[PROBLEM TO WORK ON] Lift out all lines below that contain "north".

[Collected data entries]
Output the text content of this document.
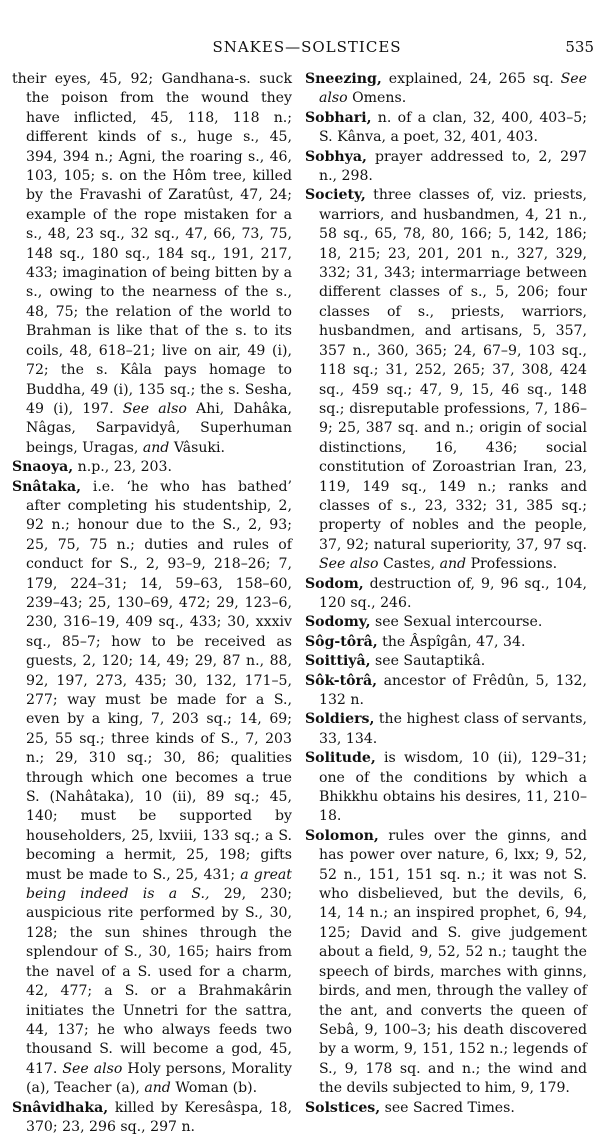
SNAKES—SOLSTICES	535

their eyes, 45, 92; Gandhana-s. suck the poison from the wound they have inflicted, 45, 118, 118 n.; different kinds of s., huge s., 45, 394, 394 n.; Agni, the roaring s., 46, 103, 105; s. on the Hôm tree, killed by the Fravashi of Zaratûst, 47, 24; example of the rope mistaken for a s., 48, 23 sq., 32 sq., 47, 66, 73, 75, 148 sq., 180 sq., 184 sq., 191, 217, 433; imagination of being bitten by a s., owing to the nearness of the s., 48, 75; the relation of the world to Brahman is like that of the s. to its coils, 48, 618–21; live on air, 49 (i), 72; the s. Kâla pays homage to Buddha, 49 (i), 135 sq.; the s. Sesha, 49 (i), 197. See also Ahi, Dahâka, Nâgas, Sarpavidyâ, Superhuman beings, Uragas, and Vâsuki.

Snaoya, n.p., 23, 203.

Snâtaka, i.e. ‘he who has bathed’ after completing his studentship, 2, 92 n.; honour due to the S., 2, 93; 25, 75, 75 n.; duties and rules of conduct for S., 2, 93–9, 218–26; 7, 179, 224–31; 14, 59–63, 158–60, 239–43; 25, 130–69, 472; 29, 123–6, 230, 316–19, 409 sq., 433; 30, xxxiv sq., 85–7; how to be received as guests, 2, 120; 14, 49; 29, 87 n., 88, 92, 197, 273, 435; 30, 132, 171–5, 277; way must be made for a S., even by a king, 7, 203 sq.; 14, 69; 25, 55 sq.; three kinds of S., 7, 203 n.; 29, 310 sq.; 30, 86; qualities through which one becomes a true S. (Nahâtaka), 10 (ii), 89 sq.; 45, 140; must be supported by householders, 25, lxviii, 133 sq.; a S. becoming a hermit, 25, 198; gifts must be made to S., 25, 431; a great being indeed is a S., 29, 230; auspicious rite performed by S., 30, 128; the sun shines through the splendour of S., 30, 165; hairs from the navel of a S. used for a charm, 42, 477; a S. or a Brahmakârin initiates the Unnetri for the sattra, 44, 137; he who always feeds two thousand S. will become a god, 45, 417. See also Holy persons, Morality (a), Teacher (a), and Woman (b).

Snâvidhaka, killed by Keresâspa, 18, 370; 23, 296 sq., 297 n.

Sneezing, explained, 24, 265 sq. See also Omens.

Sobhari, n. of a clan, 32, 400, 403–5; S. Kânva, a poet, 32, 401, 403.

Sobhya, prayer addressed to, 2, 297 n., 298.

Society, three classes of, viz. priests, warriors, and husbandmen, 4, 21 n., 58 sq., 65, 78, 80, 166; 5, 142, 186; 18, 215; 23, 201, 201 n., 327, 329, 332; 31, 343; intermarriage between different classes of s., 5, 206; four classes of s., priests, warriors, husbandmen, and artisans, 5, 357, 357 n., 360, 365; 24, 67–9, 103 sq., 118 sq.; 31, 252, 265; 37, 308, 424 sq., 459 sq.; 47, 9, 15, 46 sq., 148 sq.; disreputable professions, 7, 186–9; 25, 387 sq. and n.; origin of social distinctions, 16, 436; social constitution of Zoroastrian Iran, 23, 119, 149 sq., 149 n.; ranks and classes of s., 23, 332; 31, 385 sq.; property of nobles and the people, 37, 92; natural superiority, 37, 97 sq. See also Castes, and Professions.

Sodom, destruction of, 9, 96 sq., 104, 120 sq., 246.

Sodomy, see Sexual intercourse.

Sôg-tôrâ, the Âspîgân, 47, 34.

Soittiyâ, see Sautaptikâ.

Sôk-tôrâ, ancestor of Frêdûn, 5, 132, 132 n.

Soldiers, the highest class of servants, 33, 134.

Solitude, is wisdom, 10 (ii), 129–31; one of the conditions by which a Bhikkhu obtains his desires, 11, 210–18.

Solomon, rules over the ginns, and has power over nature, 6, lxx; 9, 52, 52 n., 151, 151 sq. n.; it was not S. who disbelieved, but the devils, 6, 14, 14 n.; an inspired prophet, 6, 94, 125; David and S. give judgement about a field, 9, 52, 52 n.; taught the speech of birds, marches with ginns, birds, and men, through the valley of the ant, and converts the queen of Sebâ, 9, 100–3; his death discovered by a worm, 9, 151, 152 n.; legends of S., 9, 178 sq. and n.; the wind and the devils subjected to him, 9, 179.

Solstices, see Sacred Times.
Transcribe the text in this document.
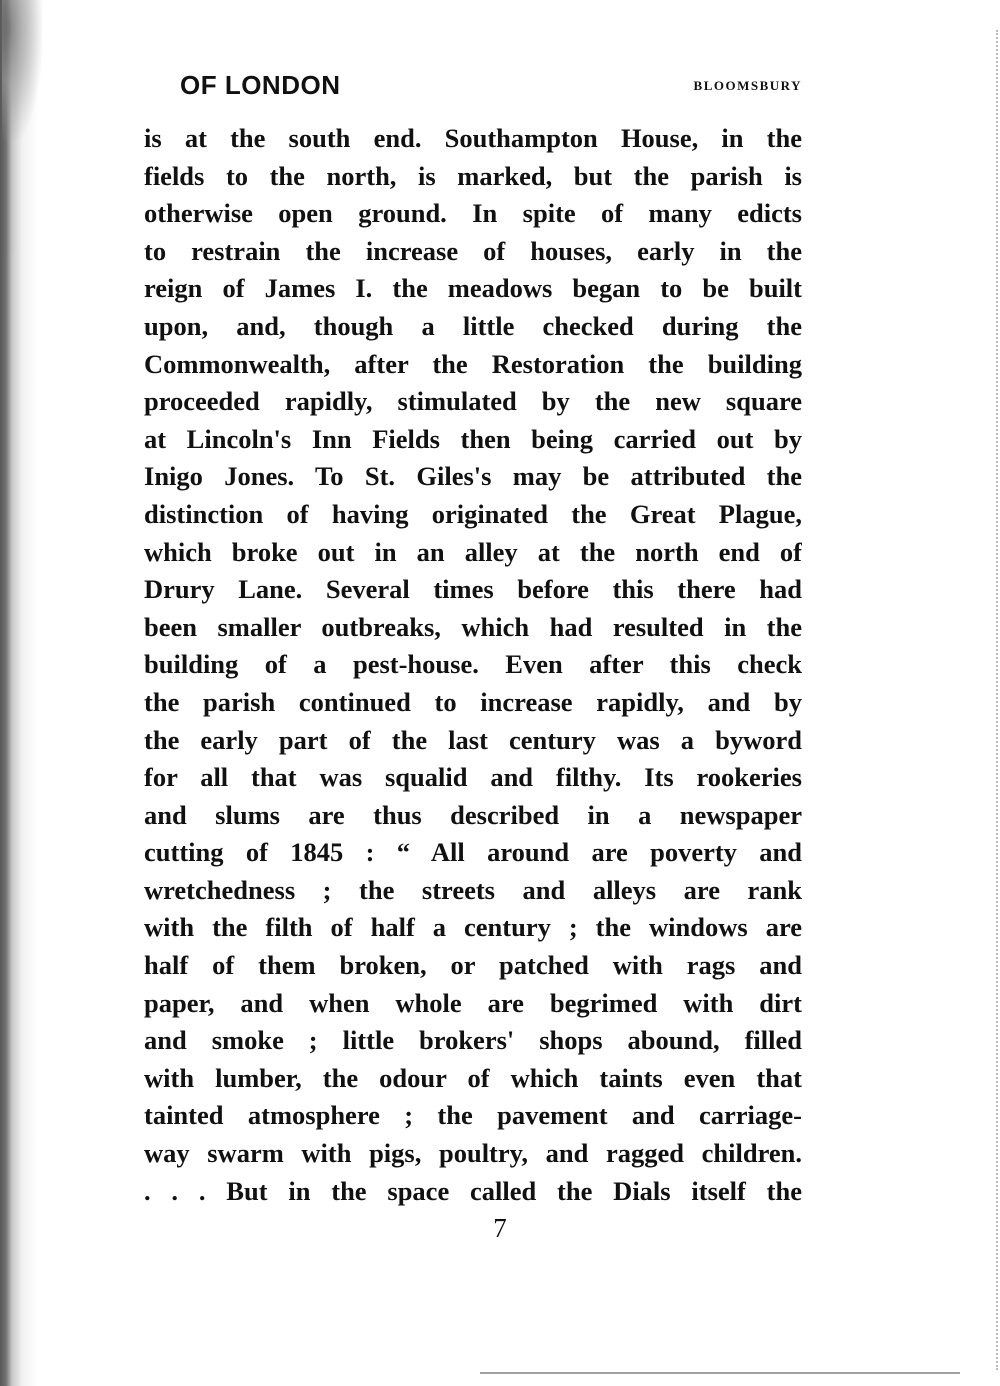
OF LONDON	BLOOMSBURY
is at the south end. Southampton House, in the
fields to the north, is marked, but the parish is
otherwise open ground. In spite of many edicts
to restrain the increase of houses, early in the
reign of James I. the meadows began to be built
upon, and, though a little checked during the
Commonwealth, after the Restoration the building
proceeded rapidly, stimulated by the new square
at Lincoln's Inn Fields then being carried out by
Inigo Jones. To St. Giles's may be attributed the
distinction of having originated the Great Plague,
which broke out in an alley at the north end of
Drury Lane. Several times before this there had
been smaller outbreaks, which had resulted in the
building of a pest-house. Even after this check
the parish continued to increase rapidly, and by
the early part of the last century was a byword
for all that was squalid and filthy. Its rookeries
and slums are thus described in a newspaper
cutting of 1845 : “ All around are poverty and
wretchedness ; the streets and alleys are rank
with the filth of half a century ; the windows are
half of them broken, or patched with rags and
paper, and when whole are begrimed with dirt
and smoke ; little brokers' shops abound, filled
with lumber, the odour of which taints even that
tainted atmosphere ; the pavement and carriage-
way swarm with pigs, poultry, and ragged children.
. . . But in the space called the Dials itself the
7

[ANSWER TO THIS PROBLEM]
fields to the north, is marked, but the parish is
which broke out in an alley at the north end of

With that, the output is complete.